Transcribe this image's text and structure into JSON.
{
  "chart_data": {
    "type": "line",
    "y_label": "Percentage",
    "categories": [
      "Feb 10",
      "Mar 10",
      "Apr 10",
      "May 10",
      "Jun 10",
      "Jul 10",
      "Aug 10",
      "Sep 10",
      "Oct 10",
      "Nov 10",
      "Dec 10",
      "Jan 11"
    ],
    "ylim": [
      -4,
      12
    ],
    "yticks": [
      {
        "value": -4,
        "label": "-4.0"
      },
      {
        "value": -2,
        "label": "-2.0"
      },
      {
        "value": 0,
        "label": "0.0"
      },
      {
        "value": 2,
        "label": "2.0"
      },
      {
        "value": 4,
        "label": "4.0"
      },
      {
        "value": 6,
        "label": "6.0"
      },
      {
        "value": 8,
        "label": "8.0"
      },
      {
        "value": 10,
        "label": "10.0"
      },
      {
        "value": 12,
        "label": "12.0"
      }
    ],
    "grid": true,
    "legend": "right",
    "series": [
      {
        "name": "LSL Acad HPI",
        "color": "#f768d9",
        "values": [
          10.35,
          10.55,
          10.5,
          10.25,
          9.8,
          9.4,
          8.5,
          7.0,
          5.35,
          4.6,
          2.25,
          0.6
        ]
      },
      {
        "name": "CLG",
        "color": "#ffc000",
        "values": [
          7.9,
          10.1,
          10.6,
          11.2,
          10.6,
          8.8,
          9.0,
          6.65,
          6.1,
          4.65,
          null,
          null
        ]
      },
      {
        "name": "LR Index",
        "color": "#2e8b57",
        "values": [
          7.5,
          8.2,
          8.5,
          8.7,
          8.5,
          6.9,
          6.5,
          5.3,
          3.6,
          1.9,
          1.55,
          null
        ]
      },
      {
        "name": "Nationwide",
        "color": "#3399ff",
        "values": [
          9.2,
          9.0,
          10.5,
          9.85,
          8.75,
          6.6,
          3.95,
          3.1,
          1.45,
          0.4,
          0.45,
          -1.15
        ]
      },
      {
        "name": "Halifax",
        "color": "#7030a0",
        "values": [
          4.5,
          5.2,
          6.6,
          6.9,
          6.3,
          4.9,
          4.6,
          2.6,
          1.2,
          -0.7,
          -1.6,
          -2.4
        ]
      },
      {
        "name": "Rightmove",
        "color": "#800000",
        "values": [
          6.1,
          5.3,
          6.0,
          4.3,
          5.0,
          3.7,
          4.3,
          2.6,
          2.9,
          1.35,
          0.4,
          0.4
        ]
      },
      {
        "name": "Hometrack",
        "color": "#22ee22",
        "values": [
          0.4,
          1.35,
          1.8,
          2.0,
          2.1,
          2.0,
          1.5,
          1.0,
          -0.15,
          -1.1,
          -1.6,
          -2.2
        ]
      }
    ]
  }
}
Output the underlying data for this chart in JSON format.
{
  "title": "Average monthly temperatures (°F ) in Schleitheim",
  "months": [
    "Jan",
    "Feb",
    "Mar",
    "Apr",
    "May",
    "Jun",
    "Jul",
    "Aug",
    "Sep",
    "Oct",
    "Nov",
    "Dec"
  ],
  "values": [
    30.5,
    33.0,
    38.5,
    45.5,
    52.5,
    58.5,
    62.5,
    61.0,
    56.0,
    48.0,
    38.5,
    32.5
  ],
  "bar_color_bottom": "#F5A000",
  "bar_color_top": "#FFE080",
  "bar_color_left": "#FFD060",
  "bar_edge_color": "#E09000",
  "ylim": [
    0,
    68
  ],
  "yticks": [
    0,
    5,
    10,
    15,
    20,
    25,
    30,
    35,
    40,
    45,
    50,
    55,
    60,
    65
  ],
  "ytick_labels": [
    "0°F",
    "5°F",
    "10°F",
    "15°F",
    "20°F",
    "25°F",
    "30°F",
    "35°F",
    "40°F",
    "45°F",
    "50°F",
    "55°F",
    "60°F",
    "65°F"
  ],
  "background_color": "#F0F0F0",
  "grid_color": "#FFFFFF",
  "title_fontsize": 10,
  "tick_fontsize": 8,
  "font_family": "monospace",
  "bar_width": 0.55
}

========

WRITTEN EXERCISE: Output the records verbatim, from the first line to the last.

WRITTEN RESPONSE:
Transcribe this image's text and structure into JSON.
{
  "chart_data": {
    "type": "line",
    "y_label": "Percentage",
    "categories": [
      "Feb 10",
      "Mar 10",
      "Apr 10",
      "May 10",
      "Jun 10",
      "Jul 10",
      "Aug 10",
      "Sep 10",
      "Oct 10",
      "Nov 10",
      "Dec 10",
      "Jan 11"
    ],
    "ylim": [
      -4,
      12
    ],
    "yticks": [
      {
        "value": -4,
        "label": "-4.0"
      },
      {
        "value": -2,
        "label": "-2.0"
      },
      {
        "value": 0,
        "label": "0.0"
      },
      {
        "value": 2,
        "label": "2.0"
      },
      {
        "value": 4,
        "label": "4.0"
      },
      {
        "value": 6,
        "label": "6.0"
      },
      {
        "value": 8,
        "label": "8.0"
      },
      {
        "value": 10,
        "label": "10.0"
      },
      {
        "value": 12,
        "label": "12.0"
      }
    ],
    "grid": true,
    "legend": "right",
    "series": [
      {
        "name": "LSL Acad HPI",
        "color": "#f768d9",
        "values": [
          10.35,
          10.55,
          10.5,
          10.25,
          9.8,
          9.4,
          8.5,
          7.0,
          5.35,
          4.6,
          2.25,
          0.6
        ]
      },
      {
        "name": "CLG",
        "color": "#ffc000",
        "values": [
          7.9,
          10.1,
          10.6,
          11.2,
          10.6,
          8.8,
          9.0,
          6.65,
          6.1,
          4.65,
          null,
          null
        ]
      },
      {
        "name": "LR Index",
        "color": "#2e8b57",
        "values": [
          7.5,
          8.2,
          8.5,
          8.7,
          8.5,
          6.9,
          6.5,
          5.3,
          3.6,
          1.9,
          1.55,
          null
        ]
      },
      {
        "name": "Nationwide",
        "color": "#3399ff",
        "values": [
          9.2,
          9.0,
          10.5,
          9.85,
          8.75,
          6.6,
          3.95,
          3.1,
          1.45,
          0.4,
          0.45,
          -1.15
        ]
      },
      {
        "name": "Halifax",
        "color": "#7030a0",
        "values": [
          4.5,
          5.2,
          6.6,
          6.9,
          6.3,
          4.9,
          4.6,
          2.6,
          1.2,
          -0.7,
          -1.6,
          -2.4
        ]
      },
      {
        "name": "Rightmove",
        "color": "#800000",
        "values": [
          6.1,
          5.3,
          6.0,
          4.3,
          5.0,
          3.7,
          4.3,
          2.6,
          2.9,
          1.35,
          0.4,
          0.4
        ]
      },
      {
        "name": "Hometrack",
        "color": "#22ee22",
        "values": [
          0.4,
          1.35,
          1.8,
          2.0,
          2.1,
          2.0,
          1.5,
          1.0,
          -0.15,
          -1.1,
          -1.6,
          -2.2
        ]
      }
    ]
  }
}
Output the underlying data for this chart in JSON format.
{
  "title": "Average monthly temperatures (°F ) in Schleitheim",
  "months": [
    "Jan",
    "Feb",
    "Mar",
    "Apr",
    "May",
    "Jun",
    "Jul",
    "Aug",
    "Sep",
    "Oct",
    "Nov",
    "Dec"
  ],
  "values": [
    30.5,
    33.0,
    38.5,
    45.5,
    52.5,
    58.5,
    62.5,
    61.0,
    56.0,
    48.0,
    38.5,
    32.5
  ],
  "bar_color_bottom": "#F5A000",
  "bar_color_top": "#FFE080",
  "bar_color_left": "#FFD060",
  "bar_edge_color": "#E09000",
  "ylim": [
    0,
    68
  ],
  "yticks": [
    0,
    5,
    10,
    15,
    20,
    25,
    30,
    35,
    40,
    45,
    50,
    55,
    60,
    65
  ],
  "ytick_labels": [
    "0°F",
    "5°F",
    "10°F",
    "15°F",
    "20°F",
    "25°F",
    "30°F",
    "35°F",
    "40°F",
    "45°F",
    "50°F",
    "55°F",
    "60°F",
    "65°F"
  ],
  "background_color": "#F0F0F0",
  "grid_color": "#FFFFFF",
  "title_fontsize": 10,
  "tick_fontsize": 8,
  "font_family": "monospace",
  "bar_width": 0.55
}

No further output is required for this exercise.